**What is asked:**
Turn the items, starting with the first line and going on through the line with "localize all elements.", into a numbered list with blank lines skipped. Leave the pictures out.

===== Source data

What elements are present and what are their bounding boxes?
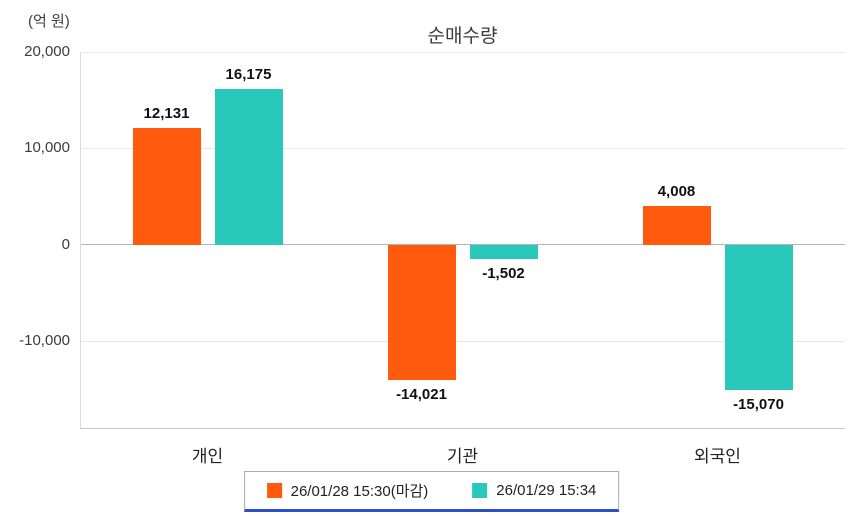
legend-item-series1: 26/01/28 15:30(마감) [266, 480, 429, 501]
category-label: 개인 [191, 447, 224, 466]
bar-외국인-series1 [642, 206, 711, 245]
bar-value-label: 4,008 [657, 183, 696, 201]
chart-title: 순매수량 [427, 26, 498, 47]
y-tick-label: -10,000 [19, 332, 70, 350]
gridline [80, 147, 845, 149]
bar-value-label: 16,175 [225, 65, 272, 83]
x-axis-line [80, 428, 845, 429]
legend-swatch-series2-icon [472, 483, 488, 498]
bar-개인-series2 [214, 88, 283, 245]
bar-value-label: -15,070 [733, 396, 784, 414]
category-label: 기관 [446, 447, 479, 466]
y-axis-unit-label: (억 원) [28, 13, 70, 30]
bar-개인-series1 [132, 127, 201, 245]
gridline [80, 51, 845, 53]
bar-외국인-series2 [724, 244, 793, 391]
legend-label: 26/01/29 15:34 [496, 482, 597, 499]
legend: 26/01/28 15:30(마감) 26/01/29 15:34 [243, 471, 620, 512]
bar-기관-series2 [469, 244, 538, 260]
legend-label: 26/01/28 15:30(마감) [290, 483, 429, 500]
y-tick-label: 20,000 [24, 43, 70, 60]
zero-line [80, 244, 845, 246]
bar-value-label: 12,131 [143, 104, 190, 122]
gridline [80, 340, 845, 342]
y-axis-line [80, 52, 81, 428]
bar-value-label: -14,021 [396, 385, 447, 403]
bar-value-label: -1,502 [482, 265, 525, 283]
bar-기관-series1 [387, 244, 456, 380]
y-tick-label: 0 [61, 235, 70, 253]
y-tick-label: 10,000 [24, 139, 70, 157]
legend-item-series2: 26/01/29 15:34 [472, 482, 596, 499]
legend-swatch-series1-icon [266, 483, 282, 498]
category-label: 외국인 [694, 447, 741, 466]
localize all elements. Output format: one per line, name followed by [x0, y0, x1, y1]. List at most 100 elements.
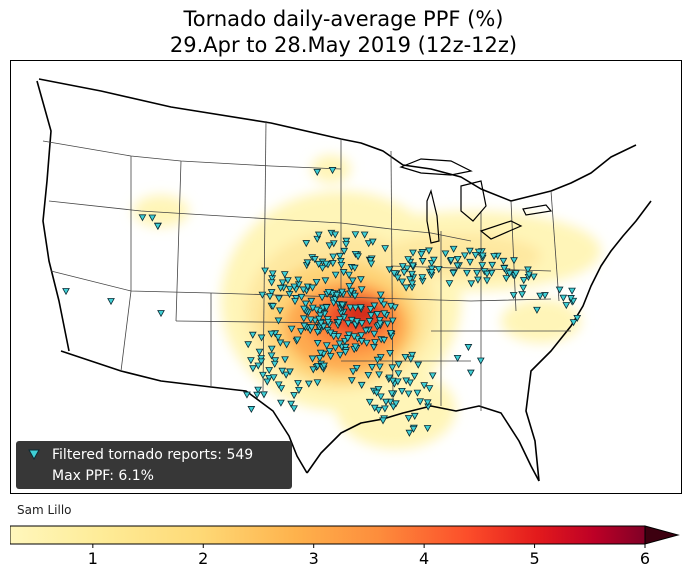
tornado-report-marker — [369, 343, 378, 352]
ppf-shading — [133, 155, 601, 449]
tornado-report-marker — [376, 320, 385, 328]
tornado-report-marker — [385, 266, 394, 274]
tornado-report-marker — [414, 361, 423, 369]
tornado-report-marker — [308, 355, 317, 363]
tornado-report-marker — [380, 310, 389, 318]
tornado-report-marker — [410, 372, 419, 380]
tornado-report-marker — [518, 291, 527, 299]
state-lines — [42, 120, 571, 411]
lake-erie — [479, 220, 523, 240]
tornado-report-marker — [394, 361, 403, 369]
tornado-report-marker — [278, 279, 287, 287]
tornado-report-marker — [311, 317, 319, 325]
tornado-report-marker — [259, 371, 267, 379]
tornado-report-marker — [499, 257, 508, 265]
tornado-report-marker — [299, 286, 308, 294]
tornado-report-marker — [268, 270, 277, 278]
tornado-report-marker — [270, 360, 279, 368]
tornado-report-marker — [306, 316, 315, 324]
tornado-report-marker — [278, 367, 287, 375]
tornado-report-marker — [502, 275, 511, 283]
tornado-report-marker — [356, 304, 365, 312]
tornado-report-marker — [62, 288, 70, 296]
tornado-report-marker — [366, 257, 375, 265]
tornado-report-marker — [423, 399, 432, 407]
tornado-report-marker — [510, 257, 518, 265]
tornado-report-marker — [474, 276, 482, 284]
tornado-report-marker — [393, 274, 402, 282]
tornado-report-marker — [297, 293, 306, 301]
tornado-report-marker — [304, 380, 313, 388]
lake-huron — [460, 180, 487, 222]
tornado-report-markers — [62, 167, 582, 437]
tornado-report-marker — [390, 270, 399, 278]
tornado-report-marker — [354, 253, 362, 261]
map-svg — [36, 78, 652, 482]
tornado-report-marker — [382, 398, 390, 406]
tornado-report-marker — [148, 214, 157, 222]
tornado-report-marker — [313, 329, 322, 337]
tornado-report-marker — [567, 295, 575, 303]
tornado-report-marker — [466, 258, 474, 266]
tornado-report-marker — [255, 348, 264, 356]
colorbar-tick-label: 3 — [308, 549, 319, 568]
tornado-report-marker — [568, 287, 576, 295]
tornado-report-marker — [483, 277, 491, 285]
tornado-report-marker — [445, 280, 454, 288]
tornado-report-marker — [473, 269, 481, 277]
tornado-report-marker — [488, 261, 497, 269]
tornado-report-marker — [380, 336, 388, 344]
tornado-report-marker — [367, 312, 375, 320]
tornado-report-marker — [398, 387, 406, 395]
tornado-report-marker — [466, 369, 475, 377]
tornado-report-marker — [471, 251, 480, 260]
tornado-report-marker — [261, 267, 269, 275]
tornado-report-marker — [406, 355, 415, 363]
tornado-report-marker — [460, 252, 469, 260]
tornado-report-marker — [271, 357, 280, 365]
tornado-report-marker — [153, 222, 162, 230]
tornado-report-marker — [402, 377, 411, 385]
tornado-report-marker — [300, 322, 309, 330]
tornado-report-marker — [254, 386, 262, 394]
tornado-report-marker — [269, 303, 277, 311]
tornado-report-marker — [328, 167, 337, 175]
tornado-report-marker — [254, 362, 263, 370]
tornado-report-marker — [331, 231, 340, 239]
tornado-report-marker — [316, 312, 325, 320]
tornado-report-marker — [319, 323, 328, 331]
tornado-report-marker — [483, 270, 491, 278]
colorbar-fill — [9, 525, 646, 545]
tornado-report-marker — [375, 371, 383, 379]
tornado-report-marker — [267, 289, 276, 297]
tornado-report-marker — [350, 264, 359, 272]
tornado-report-marker — [404, 256, 413, 264]
tornado-report-marker — [312, 306, 321, 314]
tornado-report-marker — [425, 247, 433, 255]
tornado-report-marker — [377, 297, 386, 305]
tornado-report-marker — [344, 320, 353, 328]
tornado-report-marker — [417, 251, 426, 259]
tornado-report-marker — [267, 279, 276, 287]
tornado-report-marker — [315, 355, 324, 363]
us-canada-border — [38, 78, 637, 202]
tornado-report-marker — [290, 283, 299, 291]
tornado-report-marker — [386, 350, 394, 358]
tornado-report-marker — [352, 365, 361, 373]
tornado-report-marker — [341, 349, 350, 357]
tornado-report-marker — [409, 425, 418, 433]
map-subtitle: 29.Apr to 28.May 2019 (12z-12z) — [169, 33, 518, 57]
tornado-report-marker — [434, 266, 443, 274]
tornado-report-marker — [299, 315, 308, 323]
tornado-report-marker — [453, 262, 462, 270]
tornado-report-marker — [342, 237, 351, 245]
tornado-report-marker — [406, 276, 414, 284]
tornado-report-marker — [453, 255, 462, 263]
tornado-report-marker — [339, 269, 348, 277]
colorbar-tick-label: 4 — [419, 549, 430, 568]
tornado-report-marker — [519, 277, 528, 285]
tornado-report-marker — [465, 247, 474, 255]
tornado-report-marker — [247, 357, 255, 365]
tornado-report-marker — [406, 379, 414, 387]
tornado-report-marker — [248, 331, 257, 339]
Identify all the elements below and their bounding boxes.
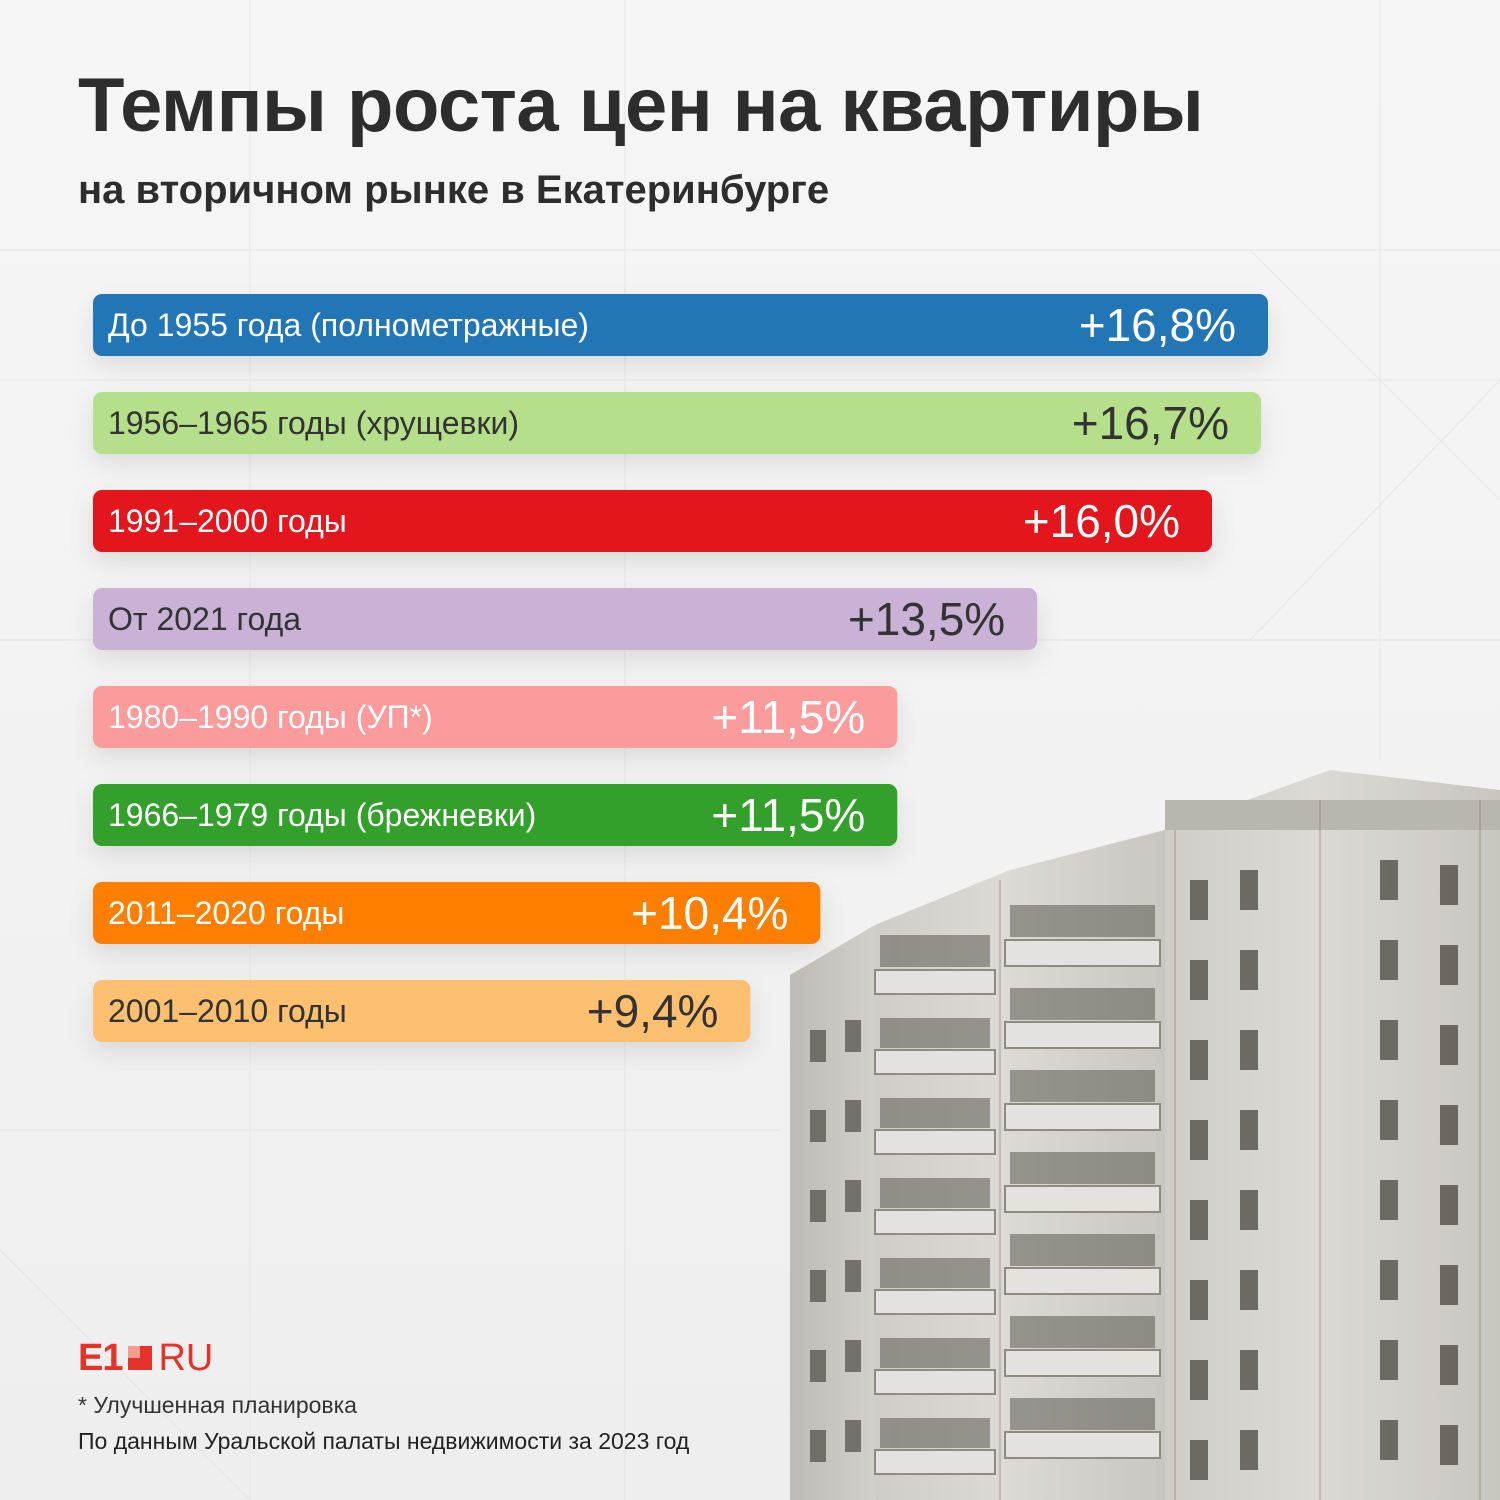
bar-category-label: До 1955 года (полнометражные) — [108, 307, 589, 343]
footnote: * Улучшенная планировка — [78, 1392, 357, 1418]
bar-category-label: 2001–2010 годы — [108, 993, 347, 1029]
bar-group: 1980–1990 годы (УП*) +11,5% — [93, 686, 898, 748]
bar-value-label: +10,4% — [631, 887, 788, 939]
bar — [93, 294, 1268, 356]
logo-square-icon — [128, 1346, 153, 1370]
chart-subtitle: на вторичном рынке в Екатеринбурге — [78, 168, 830, 212]
bar — [93, 980, 751, 1042]
logo-brand: E1 — [78, 1336, 123, 1379]
bar-category-label: 1991–2000 годы — [108, 503, 347, 539]
bar — [93, 490, 1212, 552]
bar-value-label: +16,8% — [1079, 299, 1236, 351]
bar-group: 2001–2010 годы +9,4% — [93, 980, 751, 1042]
source-note: По данным Уральской палаты недвижимости … — [78, 1428, 690, 1454]
bar-group: 1966–1979 годы (брежневки) +11,5% — [93, 784, 898, 846]
chart-title: Темпы роста цен на квартиры — [78, 63, 1204, 148]
bar — [93, 686, 898, 748]
logo-domain: RU — [158, 1336, 214, 1379]
bar-category-label: 1956–1965 годы (хрущевки) — [108, 405, 519, 441]
bar-group: 2011–2020 годы +10,4% — [93, 882, 821, 944]
bar-category-label: От 2021 года — [108, 601, 301, 637]
bar-category-label: 1966–1979 годы (брежневки) — [108, 797, 536, 833]
bar-group: До 1955 года (полнометражные) +16,8% — [93, 294, 1268, 356]
bar-category-label: 1980–1990 годы (УП*) — [108, 699, 433, 735]
bar — [93, 882, 821, 944]
e1-logo[interactable]: E1 RU — [78, 1336, 214, 1379]
bar — [93, 784, 898, 846]
bar — [93, 588, 1038, 650]
bar-group: От 2021 года +13,5% — [93, 588, 1038, 650]
bar-value-label: +9,4% — [587, 985, 719, 1037]
bar-category-label: 2011–2020 годы — [108, 895, 344, 931]
bar — [93, 392, 1261, 454]
bar-value-label: +11,5% — [711, 789, 865, 841]
bar-value-label: +11,5% — [711, 691, 865, 743]
bar-group: 1991–2000 годы +16,0% — [93, 490, 1212, 552]
apartment-building-image — [790, 770, 1500, 1500]
bar-value-label: +13,5% — [848, 593, 1005, 645]
bar-value-label: +16,0% — [1023, 495, 1180, 547]
bar-group: 1956–1965 годы (хрущевки) +16,7% — [93, 392, 1261, 454]
bar-value-label: +16,7% — [1072, 397, 1229, 449]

==========

**Task solution:**
1. What elements are present and what are their bounding boxes?
2. legend-item-series1: 26/01/28 15:30(마감) [266, 480, 429, 501]
3. category-label: 개인 [191, 447, 224, 466]
4. bar-외국인-series1 [642, 206, 711, 245]
5. bar-value-label: 4,008 [657, 183, 696, 201]
6. chart-title: 순매수량 [427, 26, 498, 47]
7. y-tick-label: -10,000 [19, 332, 70, 350]
8. gridline [80, 147, 845, 149]
9. bar-value-label: 16,175 [225, 65, 272, 83]
10. x-axis-line [80, 428, 845, 429]
11. legend-swatch-series2-icon [472, 483, 488, 498]
12. bar-개인-series2 [214, 88, 283, 245]
13. bar-value-label: -15,070 [733, 396, 784, 414]
14. category-label: 기관 [446, 447, 479, 466]
15. y-axis-unit-label: (억 원) [28, 13, 70, 30]
16. bar-개인-series1 [132, 127, 201, 245]
17. gridline [80, 51, 845, 53]
18. bar-외국인-series2 [724, 244, 793, 391]
19. legend-label: 26/01/29 15:34 [496, 482, 597, 499]
20. legend: 26/01/28 15:30(마감) 26/01/29 15:34 [243, 471, 620, 512]
21. bar-기관-series2 [469, 244, 538, 260]
22. legend-label: 26/01/28 15:30(마감) [290, 483, 429, 500]
23. y-tick-label: 20,000 [24, 43, 70, 60]
24. zero-line [80, 244, 845, 246]
25. bar-value-label: 12,131 [143, 104, 190, 122]
26. gridline [80, 340, 845, 342]
27. y-axis-line [80, 52, 81, 428]
28. bar-value-label: -14,021 [396, 385, 447, 403]
29. bar-value-label: -1,502 [482, 265, 525, 283]
30. bar-기관-series1 [387, 244, 456, 380]
31. y-tick-label: 0 [61, 235, 70, 253]
32. y-tick-label: 10,000 [24, 139, 70, 157]
33. legend-item-series2: 26/01/29 15:34 [472, 482, 596, 499]
34. legend-swatch-series1-icon [266, 483, 282, 498]
35. category-label: 외국인 [694, 447, 741, 466]
36. localize all elements. Output format: one per line, name followed by [x0, y0, x1, y1]. List at most 100 elements.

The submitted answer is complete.